### WRITTEN INSTRUCTION
Read through the entries below and return each line with the word "this".

* * * * *

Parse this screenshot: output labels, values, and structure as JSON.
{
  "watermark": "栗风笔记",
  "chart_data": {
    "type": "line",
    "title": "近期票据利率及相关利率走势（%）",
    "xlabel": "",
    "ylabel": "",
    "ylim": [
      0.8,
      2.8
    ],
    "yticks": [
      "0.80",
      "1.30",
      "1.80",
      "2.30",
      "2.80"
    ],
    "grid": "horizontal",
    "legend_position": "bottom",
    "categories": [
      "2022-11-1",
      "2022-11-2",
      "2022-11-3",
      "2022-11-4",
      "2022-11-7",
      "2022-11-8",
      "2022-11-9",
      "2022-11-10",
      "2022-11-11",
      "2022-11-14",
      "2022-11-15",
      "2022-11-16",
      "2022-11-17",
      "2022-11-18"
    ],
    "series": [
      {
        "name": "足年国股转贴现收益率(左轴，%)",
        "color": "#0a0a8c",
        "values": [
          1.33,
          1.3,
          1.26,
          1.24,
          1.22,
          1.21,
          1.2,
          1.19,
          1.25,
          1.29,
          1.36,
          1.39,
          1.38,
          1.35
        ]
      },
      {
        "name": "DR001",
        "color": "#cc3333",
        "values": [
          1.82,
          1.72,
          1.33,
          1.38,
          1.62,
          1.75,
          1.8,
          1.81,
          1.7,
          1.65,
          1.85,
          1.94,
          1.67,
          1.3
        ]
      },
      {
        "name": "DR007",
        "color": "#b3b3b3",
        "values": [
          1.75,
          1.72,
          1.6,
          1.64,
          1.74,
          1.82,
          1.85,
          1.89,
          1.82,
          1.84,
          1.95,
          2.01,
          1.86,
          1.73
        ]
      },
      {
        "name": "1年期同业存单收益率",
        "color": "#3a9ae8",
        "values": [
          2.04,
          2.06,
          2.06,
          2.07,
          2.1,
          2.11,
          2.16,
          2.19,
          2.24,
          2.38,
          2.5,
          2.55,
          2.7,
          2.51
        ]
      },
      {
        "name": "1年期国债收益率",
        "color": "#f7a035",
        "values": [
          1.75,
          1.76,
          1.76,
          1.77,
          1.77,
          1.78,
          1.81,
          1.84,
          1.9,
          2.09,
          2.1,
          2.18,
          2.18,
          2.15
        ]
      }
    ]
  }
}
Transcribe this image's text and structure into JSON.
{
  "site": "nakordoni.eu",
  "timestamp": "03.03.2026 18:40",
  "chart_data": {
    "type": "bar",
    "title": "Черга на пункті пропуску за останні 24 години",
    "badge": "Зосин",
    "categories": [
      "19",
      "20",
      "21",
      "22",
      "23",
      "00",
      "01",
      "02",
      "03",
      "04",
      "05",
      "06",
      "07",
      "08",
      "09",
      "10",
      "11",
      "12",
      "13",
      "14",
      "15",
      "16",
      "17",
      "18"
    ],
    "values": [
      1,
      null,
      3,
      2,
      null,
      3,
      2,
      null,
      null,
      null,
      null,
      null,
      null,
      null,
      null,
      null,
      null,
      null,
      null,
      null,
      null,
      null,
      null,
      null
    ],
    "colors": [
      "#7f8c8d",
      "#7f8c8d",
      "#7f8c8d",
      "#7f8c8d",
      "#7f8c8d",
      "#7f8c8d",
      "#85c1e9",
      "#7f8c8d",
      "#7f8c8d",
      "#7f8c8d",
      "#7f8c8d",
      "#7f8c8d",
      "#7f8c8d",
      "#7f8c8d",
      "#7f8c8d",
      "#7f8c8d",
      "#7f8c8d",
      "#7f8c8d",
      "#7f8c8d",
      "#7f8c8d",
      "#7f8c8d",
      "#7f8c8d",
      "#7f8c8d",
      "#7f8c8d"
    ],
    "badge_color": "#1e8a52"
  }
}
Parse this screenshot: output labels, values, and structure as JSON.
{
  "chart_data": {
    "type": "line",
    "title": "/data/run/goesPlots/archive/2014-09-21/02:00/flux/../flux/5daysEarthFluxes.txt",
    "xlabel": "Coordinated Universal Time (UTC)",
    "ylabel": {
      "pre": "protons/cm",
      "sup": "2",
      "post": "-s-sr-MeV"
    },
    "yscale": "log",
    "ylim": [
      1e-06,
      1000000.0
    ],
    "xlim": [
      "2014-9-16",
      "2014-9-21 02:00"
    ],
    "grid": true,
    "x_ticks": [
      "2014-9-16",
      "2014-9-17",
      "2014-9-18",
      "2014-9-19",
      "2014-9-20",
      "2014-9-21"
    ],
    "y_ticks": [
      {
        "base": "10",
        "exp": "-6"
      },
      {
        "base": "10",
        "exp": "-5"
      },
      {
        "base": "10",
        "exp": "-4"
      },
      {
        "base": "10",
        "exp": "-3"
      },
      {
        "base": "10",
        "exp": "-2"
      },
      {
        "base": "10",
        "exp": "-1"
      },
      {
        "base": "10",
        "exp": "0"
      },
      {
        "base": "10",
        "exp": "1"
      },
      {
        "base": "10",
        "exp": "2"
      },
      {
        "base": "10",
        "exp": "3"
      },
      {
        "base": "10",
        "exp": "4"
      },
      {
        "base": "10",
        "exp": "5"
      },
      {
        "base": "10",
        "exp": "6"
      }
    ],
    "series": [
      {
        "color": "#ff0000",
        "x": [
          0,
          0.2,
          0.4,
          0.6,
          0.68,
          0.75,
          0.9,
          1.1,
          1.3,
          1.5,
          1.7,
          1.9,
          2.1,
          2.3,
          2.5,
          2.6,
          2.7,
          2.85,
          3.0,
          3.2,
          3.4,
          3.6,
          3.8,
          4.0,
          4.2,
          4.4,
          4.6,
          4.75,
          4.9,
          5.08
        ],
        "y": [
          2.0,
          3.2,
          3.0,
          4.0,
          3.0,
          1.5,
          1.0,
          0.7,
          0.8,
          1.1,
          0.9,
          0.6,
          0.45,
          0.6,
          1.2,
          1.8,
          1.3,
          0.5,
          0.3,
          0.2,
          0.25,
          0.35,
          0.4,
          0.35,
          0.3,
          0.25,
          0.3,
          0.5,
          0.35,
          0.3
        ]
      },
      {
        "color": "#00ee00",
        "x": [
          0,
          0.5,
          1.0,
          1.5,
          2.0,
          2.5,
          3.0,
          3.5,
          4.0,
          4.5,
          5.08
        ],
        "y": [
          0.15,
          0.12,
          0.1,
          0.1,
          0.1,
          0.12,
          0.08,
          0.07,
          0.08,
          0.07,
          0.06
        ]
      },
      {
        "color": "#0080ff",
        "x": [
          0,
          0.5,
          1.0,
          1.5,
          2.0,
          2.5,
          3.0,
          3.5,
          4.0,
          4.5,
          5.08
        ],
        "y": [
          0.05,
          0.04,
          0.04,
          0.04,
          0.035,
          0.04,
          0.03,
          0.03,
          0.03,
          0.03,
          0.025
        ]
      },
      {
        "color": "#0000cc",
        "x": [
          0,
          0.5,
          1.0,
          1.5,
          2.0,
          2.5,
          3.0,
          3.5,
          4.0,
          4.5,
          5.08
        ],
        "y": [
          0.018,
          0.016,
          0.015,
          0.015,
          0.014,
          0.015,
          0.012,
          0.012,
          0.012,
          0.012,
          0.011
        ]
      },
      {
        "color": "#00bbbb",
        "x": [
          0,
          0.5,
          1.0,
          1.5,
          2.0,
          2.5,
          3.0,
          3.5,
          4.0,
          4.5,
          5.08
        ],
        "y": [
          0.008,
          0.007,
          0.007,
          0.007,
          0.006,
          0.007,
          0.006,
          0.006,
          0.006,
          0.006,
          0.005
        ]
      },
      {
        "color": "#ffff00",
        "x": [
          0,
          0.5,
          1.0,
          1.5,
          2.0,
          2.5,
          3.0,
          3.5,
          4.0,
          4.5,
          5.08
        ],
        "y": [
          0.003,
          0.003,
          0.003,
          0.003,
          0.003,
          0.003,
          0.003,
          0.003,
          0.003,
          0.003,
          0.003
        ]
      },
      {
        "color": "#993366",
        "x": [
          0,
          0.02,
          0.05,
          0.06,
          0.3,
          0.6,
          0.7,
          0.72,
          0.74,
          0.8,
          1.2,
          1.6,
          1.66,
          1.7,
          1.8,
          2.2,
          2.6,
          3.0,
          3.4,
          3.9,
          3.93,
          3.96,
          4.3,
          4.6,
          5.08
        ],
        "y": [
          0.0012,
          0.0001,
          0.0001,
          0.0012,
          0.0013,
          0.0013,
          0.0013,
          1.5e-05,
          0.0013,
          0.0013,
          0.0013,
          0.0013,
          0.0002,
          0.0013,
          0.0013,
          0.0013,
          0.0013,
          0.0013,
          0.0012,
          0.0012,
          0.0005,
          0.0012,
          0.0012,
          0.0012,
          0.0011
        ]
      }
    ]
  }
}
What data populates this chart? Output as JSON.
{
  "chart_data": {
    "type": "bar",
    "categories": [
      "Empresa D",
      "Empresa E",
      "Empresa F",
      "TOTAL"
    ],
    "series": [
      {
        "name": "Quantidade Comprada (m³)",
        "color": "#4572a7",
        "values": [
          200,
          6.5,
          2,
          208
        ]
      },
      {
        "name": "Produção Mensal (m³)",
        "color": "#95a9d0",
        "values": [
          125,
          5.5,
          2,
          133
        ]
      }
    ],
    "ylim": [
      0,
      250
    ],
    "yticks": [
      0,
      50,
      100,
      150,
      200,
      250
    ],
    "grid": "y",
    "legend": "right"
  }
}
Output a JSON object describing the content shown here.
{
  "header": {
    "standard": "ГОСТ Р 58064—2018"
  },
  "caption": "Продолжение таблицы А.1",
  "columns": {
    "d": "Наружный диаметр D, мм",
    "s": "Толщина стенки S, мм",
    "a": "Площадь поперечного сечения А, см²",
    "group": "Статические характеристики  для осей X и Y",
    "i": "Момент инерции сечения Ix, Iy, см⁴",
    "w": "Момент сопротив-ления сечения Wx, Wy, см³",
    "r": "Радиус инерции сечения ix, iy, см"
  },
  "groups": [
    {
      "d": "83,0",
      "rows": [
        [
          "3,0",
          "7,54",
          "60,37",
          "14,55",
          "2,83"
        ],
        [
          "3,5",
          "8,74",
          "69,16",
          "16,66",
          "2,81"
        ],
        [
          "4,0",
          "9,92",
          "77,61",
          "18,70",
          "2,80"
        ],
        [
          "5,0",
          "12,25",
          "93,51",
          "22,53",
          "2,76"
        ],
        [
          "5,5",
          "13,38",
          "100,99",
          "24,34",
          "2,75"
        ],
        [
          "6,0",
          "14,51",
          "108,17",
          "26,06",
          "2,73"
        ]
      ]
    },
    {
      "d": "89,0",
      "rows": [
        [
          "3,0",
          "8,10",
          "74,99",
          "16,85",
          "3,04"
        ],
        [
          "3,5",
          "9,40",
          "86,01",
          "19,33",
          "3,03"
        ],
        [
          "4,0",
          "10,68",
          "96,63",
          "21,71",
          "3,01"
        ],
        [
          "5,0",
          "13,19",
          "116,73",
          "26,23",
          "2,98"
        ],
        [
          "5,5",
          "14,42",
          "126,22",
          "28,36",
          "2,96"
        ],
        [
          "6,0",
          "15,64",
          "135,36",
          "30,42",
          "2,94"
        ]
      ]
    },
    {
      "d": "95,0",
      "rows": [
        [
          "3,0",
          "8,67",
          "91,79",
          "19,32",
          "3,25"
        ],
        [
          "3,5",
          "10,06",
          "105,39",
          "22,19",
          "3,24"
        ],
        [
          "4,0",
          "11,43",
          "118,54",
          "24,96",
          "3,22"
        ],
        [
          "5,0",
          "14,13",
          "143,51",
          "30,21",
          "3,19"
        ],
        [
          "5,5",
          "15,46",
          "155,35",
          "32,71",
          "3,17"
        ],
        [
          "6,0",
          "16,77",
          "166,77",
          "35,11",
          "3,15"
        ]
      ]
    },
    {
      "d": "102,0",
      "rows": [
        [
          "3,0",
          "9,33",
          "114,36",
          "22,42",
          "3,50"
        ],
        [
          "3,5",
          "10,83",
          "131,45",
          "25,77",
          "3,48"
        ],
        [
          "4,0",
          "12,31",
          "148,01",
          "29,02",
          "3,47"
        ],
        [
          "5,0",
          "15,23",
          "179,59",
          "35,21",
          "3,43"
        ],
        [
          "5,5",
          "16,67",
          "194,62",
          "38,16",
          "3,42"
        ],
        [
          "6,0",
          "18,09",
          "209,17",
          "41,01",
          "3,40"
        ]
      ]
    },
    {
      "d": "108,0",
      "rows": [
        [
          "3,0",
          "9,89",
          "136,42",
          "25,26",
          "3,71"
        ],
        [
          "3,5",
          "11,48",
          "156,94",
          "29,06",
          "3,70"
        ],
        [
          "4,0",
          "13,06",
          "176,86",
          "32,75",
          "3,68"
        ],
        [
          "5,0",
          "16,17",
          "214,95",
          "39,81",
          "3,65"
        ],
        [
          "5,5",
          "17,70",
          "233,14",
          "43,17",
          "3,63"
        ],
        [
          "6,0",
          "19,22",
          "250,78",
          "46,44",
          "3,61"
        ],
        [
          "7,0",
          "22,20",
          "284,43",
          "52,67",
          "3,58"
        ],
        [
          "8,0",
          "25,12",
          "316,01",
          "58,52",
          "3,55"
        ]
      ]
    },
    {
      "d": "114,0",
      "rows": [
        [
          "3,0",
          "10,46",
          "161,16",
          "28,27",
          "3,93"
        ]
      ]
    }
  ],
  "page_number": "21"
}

* * * * *

### SOLVED PROBLEM
Parse this screenshot: output labels, values, and structure as JSON.
Transcribe this image's text and structure into JSON.
Parse this screenshot: output labels, values, and structure as JSON.
What data populates this chart? Output as JSON.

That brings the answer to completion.